§ INPUT DATA

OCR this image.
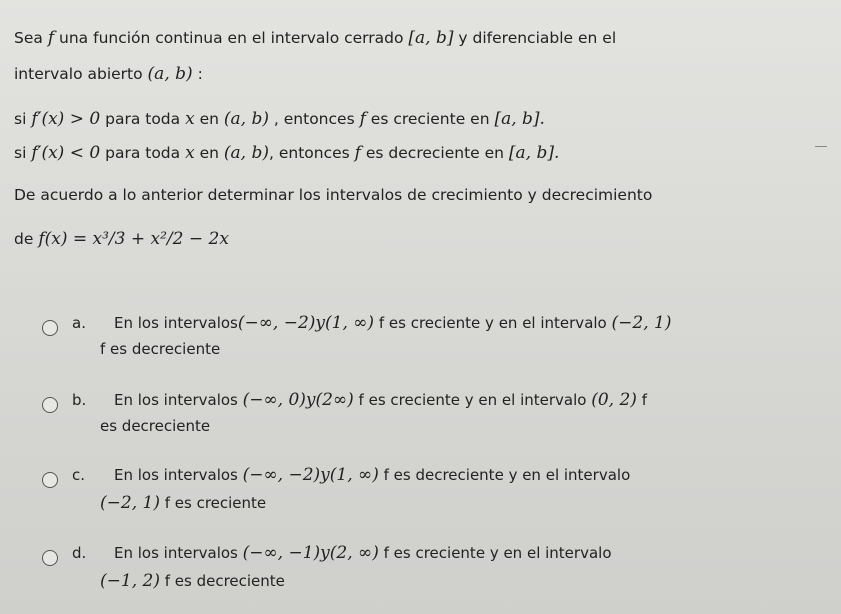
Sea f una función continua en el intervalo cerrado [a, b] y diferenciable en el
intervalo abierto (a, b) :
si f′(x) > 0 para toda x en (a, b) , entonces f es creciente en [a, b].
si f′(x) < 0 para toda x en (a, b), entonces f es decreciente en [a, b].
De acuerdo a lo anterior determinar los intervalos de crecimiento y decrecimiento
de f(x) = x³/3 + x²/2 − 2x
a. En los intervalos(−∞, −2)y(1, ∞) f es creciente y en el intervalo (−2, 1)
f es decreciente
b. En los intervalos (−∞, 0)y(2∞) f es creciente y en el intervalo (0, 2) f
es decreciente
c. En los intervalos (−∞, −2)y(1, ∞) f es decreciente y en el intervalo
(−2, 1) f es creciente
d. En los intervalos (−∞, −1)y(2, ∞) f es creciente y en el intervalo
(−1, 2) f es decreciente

§ DESCRIPTION OF THE TASK
Can you restate all the records above word for word while dropping the pictures?

§ RESULT FOR THIS TASK
OCR this image.
Sea f una función continua en el intervalo cerrado [a, b] y diferenciable en el
intervalo abierto (a, b) :
si f′(x) > 0 para toda x en (a, b) , entonces f es creciente en [a, b].
si f′(x) < 0 para toda x en (a, b), entonces f es decreciente en [a, b].
De acuerdo a lo anterior determinar los intervalos de crecimiento y decrecimiento
de f(x) = x³/3 + x²/2 − 2x
a. En los intervalos(−∞, −2)y(1, ∞) f es creciente y en el intervalo (−2, 1)
f es decreciente
b. En los intervalos (−∞, 0)y(2∞) f es creciente y en el intervalo (0, 2) f
es decreciente
c. En los intervalos (−∞, −2)y(1, ∞) f es decreciente y en el intervalo
(−2, 1) f es creciente
d. En los intervalos (−∞, −1)y(2, ∞) f es creciente y en el intervalo
(−1, 2) f es decreciente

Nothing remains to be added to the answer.